Compute the number of lines that include the string "вложения", then output that number and nothing else.
··· Records shown ···
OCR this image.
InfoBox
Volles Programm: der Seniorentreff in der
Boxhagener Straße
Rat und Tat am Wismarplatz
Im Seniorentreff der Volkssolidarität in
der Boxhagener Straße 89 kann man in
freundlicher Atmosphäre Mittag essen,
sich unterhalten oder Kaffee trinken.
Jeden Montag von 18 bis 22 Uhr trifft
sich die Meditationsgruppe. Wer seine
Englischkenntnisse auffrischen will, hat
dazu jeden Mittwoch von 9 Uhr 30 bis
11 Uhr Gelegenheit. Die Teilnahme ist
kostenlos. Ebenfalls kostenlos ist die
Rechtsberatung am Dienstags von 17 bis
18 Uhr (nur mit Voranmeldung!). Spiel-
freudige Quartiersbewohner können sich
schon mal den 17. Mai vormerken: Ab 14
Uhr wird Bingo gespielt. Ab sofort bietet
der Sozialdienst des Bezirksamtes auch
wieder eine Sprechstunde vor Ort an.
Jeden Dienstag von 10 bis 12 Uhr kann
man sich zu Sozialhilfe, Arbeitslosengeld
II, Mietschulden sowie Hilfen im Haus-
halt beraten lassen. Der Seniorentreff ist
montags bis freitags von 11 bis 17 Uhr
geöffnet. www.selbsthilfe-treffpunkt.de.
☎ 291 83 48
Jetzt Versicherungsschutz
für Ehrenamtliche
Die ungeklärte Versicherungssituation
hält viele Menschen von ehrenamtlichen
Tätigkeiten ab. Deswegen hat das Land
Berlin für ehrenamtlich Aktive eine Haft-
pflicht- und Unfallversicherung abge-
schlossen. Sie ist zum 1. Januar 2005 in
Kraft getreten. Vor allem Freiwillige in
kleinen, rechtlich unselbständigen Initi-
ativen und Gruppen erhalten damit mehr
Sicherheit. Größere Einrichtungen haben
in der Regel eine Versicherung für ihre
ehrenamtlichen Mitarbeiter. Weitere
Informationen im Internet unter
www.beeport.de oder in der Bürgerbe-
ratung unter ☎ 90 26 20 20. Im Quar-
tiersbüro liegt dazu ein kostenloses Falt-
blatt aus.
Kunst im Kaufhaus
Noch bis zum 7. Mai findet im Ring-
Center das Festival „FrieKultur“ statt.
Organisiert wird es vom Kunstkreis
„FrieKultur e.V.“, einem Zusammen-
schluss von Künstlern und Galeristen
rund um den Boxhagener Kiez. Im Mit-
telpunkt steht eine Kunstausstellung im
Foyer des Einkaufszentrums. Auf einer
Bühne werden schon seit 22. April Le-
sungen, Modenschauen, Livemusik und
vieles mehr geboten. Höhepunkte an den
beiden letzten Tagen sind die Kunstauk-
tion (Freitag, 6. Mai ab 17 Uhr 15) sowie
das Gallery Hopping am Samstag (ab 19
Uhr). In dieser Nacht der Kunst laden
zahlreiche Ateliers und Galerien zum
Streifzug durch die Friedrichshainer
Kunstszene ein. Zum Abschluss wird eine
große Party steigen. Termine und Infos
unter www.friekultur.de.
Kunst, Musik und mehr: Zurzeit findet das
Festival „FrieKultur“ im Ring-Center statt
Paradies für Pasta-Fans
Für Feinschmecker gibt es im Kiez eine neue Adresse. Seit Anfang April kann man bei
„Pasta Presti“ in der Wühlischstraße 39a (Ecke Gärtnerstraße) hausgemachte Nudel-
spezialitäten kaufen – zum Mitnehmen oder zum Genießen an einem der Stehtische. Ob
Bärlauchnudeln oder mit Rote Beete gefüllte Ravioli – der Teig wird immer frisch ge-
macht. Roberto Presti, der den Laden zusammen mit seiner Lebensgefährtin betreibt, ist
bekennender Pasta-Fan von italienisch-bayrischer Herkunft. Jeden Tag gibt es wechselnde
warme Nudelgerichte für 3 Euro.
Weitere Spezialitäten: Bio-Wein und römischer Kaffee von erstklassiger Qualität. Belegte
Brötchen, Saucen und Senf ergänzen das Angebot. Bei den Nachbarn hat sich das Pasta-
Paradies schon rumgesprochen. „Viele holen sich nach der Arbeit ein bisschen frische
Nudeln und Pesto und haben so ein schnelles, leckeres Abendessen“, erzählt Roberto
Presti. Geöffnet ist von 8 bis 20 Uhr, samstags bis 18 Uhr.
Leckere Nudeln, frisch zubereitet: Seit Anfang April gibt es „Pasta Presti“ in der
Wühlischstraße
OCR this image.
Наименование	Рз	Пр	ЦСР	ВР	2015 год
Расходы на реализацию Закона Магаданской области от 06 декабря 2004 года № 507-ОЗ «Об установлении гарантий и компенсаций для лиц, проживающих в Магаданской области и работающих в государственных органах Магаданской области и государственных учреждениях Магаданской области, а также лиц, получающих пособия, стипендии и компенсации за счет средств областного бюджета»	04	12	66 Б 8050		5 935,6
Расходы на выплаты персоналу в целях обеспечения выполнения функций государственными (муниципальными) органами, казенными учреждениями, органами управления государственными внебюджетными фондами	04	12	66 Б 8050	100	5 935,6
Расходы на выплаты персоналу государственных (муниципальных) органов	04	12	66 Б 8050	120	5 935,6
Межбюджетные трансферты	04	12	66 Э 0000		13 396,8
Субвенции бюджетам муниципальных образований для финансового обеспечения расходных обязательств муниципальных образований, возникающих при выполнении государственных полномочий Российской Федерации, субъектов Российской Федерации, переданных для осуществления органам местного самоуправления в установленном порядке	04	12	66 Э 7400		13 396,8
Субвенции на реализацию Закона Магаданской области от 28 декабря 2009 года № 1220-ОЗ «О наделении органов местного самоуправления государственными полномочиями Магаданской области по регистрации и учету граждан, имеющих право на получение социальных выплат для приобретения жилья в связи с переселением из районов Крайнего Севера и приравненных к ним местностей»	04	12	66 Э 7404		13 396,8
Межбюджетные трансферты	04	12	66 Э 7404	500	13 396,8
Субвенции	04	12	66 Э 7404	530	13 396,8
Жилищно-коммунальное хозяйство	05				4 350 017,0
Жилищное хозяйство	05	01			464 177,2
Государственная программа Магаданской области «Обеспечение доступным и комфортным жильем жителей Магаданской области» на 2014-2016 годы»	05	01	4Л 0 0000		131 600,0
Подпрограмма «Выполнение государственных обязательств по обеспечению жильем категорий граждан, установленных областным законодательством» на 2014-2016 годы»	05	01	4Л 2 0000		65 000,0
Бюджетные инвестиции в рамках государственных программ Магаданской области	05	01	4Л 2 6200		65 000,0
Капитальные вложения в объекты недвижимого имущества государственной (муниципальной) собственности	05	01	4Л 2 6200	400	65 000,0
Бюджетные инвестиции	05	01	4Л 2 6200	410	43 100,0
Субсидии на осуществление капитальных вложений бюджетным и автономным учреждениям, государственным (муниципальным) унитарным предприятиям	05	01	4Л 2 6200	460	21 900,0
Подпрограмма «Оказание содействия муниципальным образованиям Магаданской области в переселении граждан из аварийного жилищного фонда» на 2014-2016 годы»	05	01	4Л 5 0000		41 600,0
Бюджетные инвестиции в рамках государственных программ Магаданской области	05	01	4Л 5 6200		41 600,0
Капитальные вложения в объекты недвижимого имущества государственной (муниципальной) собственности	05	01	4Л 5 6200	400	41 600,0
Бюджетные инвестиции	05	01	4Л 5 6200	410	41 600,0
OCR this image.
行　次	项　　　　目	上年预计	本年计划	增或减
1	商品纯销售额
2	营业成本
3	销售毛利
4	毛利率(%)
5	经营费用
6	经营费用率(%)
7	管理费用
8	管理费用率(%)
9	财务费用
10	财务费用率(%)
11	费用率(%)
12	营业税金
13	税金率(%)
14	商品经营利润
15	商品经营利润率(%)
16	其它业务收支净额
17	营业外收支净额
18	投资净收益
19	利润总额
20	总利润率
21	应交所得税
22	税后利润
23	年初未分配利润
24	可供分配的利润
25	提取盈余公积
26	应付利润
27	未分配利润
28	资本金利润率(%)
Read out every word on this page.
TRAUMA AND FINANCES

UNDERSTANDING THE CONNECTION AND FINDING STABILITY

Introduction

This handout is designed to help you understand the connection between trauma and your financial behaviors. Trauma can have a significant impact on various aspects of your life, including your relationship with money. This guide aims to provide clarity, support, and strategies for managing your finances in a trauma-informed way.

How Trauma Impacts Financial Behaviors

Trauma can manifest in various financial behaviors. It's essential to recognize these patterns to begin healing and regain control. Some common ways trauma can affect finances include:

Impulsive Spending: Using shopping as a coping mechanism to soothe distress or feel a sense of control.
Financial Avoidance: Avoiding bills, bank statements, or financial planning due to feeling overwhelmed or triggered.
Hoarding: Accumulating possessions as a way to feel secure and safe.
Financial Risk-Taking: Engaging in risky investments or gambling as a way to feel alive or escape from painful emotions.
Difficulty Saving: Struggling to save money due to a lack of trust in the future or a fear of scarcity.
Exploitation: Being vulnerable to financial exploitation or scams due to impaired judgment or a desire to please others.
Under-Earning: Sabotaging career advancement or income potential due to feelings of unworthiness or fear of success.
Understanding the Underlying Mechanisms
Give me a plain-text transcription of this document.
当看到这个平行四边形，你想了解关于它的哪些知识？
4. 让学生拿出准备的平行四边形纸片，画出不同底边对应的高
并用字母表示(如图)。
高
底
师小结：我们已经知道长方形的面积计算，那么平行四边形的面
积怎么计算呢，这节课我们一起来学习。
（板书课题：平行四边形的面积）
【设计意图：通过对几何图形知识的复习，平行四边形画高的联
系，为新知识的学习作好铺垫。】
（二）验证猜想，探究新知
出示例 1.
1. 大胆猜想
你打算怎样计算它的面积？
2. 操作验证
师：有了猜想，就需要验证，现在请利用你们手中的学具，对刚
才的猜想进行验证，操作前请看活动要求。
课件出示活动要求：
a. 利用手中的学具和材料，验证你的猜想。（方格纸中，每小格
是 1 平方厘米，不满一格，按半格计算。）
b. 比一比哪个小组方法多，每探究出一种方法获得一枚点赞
···
=== Solved exercise ===
2